Copy out the entries below precisely; nothing is to be omitted.
========================================================================
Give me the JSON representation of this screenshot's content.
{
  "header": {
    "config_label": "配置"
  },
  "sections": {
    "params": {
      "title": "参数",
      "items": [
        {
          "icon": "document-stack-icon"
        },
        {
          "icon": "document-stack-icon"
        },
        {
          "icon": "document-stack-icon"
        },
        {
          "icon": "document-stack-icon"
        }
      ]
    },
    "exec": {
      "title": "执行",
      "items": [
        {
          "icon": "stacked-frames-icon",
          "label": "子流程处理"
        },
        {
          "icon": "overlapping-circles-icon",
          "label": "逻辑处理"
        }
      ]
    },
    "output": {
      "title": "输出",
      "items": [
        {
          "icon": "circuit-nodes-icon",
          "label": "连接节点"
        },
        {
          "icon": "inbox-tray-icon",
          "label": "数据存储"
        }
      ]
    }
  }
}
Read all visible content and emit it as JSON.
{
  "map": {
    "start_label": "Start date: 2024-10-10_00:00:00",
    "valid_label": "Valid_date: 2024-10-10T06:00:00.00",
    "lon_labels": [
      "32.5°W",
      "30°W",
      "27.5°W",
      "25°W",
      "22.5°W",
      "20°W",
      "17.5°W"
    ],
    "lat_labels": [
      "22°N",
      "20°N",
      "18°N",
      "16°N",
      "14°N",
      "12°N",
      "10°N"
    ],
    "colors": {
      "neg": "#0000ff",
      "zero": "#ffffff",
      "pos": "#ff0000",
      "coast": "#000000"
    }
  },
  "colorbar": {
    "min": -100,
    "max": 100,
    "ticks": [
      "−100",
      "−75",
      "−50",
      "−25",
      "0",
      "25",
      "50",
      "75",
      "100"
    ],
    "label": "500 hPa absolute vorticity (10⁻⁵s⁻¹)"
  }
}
========================================================================
- FULL ANSWER:
Give me the JSON representation of this screenshot's content.
{
  "header": {
    "config_label": "配置"
  },
  "sections": {
    "params": {
      "title": "参数",
      "items": [
        {
          "icon": "document-stack-icon"
        },
        {
          "icon": "document-stack-icon"
        },
        {
          "icon": "document-stack-icon"
        },
        {
          "icon": "document-stack-icon"
        }
      ]
    },
    "exec": {
      "title": "执行",
      "items": [
        {
          "icon": "stacked-frames-icon",
          "label": "子流程处理"
        },
        {
          "icon": "overlapping-circles-icon",
          "label": "逻辑处理"
        }
      ]
    },
    "output": {
      "title": "输出",
      "items": [
        {
          "icon": "circuit-nodes-icon",
          "label": "连接节点"
        },
        {
          "icon": "inbox-tray-icon",
          "label": "数据存储"
        }
      ]
    }
  }
}
Read all visible content and emit it as JSON.
{
  "map": {
    "start_label": "Start date: 2024-10-10_00:00:00",
    "valid_label": "Valid_date: 2024-10-10T06:00:00.00",
    "lon_labels": [
      "32.5°W",
      "30°W",
      "27.5°W",
      "25°W",
      "22.5°W",
      "20°W",
      "17.5°W"
    ],
    "lat_labels": [
      "22°N",
      "20°N",
      "18°N",
      "16°N",
      "14°N",
      "12°N",
      "10°N"
    ],
    "colors": {
      "neg": "#0000ff",
      "zero": "#ffffff",
      "pos": "#ff0000",
      "coast": "#000000"
    }
  },
  "colorbar": {
    "min": -100,
    "max": 100,
    "ticks": [
      "−100",
      "−75",
      "−50",
      "−25",
      "0",
      "25",
      "50",
      "75",
      "100"
    ],
    "label": "500 hPa absolute vorticity (10⁻⁵s⁻¹)"
  }
}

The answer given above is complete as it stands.